▶ **Short exercise**: Retype all of the listing exactly, passing over any picture you find.

Start of Entries shown

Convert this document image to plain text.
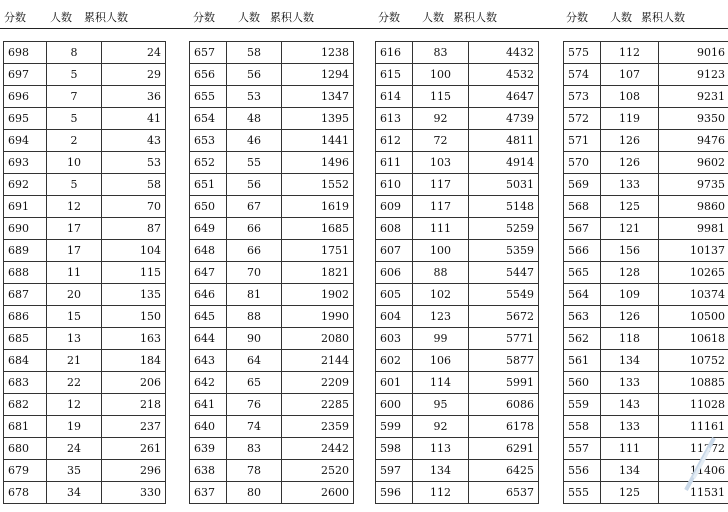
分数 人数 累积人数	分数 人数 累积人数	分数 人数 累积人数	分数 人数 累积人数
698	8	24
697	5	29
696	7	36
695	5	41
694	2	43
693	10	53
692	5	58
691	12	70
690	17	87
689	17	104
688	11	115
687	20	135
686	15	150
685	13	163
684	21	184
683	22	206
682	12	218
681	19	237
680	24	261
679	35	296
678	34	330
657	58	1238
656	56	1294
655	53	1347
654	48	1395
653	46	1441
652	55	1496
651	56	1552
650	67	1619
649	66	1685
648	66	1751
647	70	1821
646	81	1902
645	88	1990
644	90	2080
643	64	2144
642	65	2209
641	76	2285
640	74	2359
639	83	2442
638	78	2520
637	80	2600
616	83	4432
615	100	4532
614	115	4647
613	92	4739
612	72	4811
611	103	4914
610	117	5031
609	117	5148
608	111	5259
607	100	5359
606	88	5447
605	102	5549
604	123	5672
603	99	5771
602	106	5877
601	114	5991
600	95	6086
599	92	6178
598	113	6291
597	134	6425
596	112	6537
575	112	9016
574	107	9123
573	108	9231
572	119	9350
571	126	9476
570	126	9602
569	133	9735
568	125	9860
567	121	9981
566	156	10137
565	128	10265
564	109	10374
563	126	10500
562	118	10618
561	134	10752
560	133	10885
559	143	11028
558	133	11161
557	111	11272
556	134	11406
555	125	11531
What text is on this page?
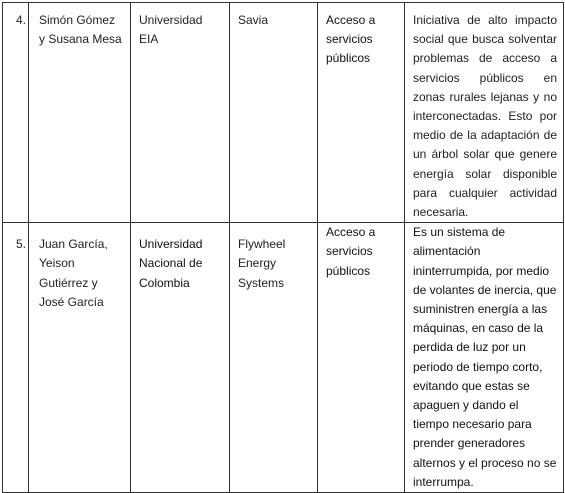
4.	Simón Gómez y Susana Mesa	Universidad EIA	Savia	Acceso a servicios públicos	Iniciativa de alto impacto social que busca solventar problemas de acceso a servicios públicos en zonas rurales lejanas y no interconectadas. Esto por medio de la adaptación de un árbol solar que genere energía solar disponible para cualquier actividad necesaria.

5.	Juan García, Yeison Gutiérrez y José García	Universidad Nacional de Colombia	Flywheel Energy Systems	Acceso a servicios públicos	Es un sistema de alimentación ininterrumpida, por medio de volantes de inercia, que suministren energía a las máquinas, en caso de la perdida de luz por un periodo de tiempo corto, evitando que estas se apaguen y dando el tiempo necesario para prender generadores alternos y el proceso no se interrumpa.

End of Entries shown

▶ **Exercise output**:
Convert this document image to plain text.
分数 人数 累积人数	分数 人数 累积人数	分数 人数 累积人数	分数 人数 累积人数
698	8	24
697	5	29
696	7	36
695	5	41
694	2	43
693	10	53
692	5	58
691	12	70
690	17	87
689	17	104
688	11	115
687	20	135
686	15	150
685	13	163
684	21	184
683	22	206
682	12	218
681	19	237
680	24	261
679	35	296
678	34	330
657	58	1238
656	56	1294
655	53	1347
654	48	1395
653	46	1441
652	55	1496
651	56	1552
650	67	1619
649	66	1685
648	66	1751
647	70	1821
646	81	1902
645	88	1990
644	90	2080
643	64	2144
642	65	2209
641	76	2285
640	74	2359
639	83	2442
638	78	2520
637	80	2600
616	83	4432
615	100	4532
614	115	4647
613	92	4739
612	72	4811
611	103	4914
610	117	5031
609	117	5148
608	111	5259
607	100	5359
606	88	5447
605	102	5549
604	123	5672
603	99	5771
602	106	5877
601	114	5991
600	95	6086
599	92	6178
598	113	6291
597	134	6425
596	112	6537
575	112	9016
574	107	9123
573	108	9231
572	119	9350
571	126	9476
570	126	9602
569	133	9735
568	125	9860
567	121	9981
566	156	10137
565	128	10265
564	109	10374
563	126	10500
562	118	10618
561	134	10752
560	133	10885
559	143	11028
558	133	11161
557	111	11272
556	134	11406
555	125	11531
What text is on this page?
4.	Simón Gómez y Susana Mesa	Universidad EIA	Savia	Acceso a servicios públicos	Iniciativa de alto impacto social que busca solventar problemas de acceso a servicios públicos en zonas rurales lejanas y no interconectadas. Esto por medio de la adaptación de un árbol solar que genere energía solar disponible para cualquier actividad necesaria.

5.	Juan García, Yeison Gutiérrez y José García	Universidad Nacional de Colombia	Flywheel Energy Systems	Acceso a servicios públicos	Es un sistema de alimentación ininterrumpida, por medio de volantes de inercia, que suministren energía a las máquinas, en caso de la perdida de luz por un periodo de tiempo corto, evitando que estas se apaguen y dando el tiempo necesario para prender generadores alternos y el proceso no se interrumpa.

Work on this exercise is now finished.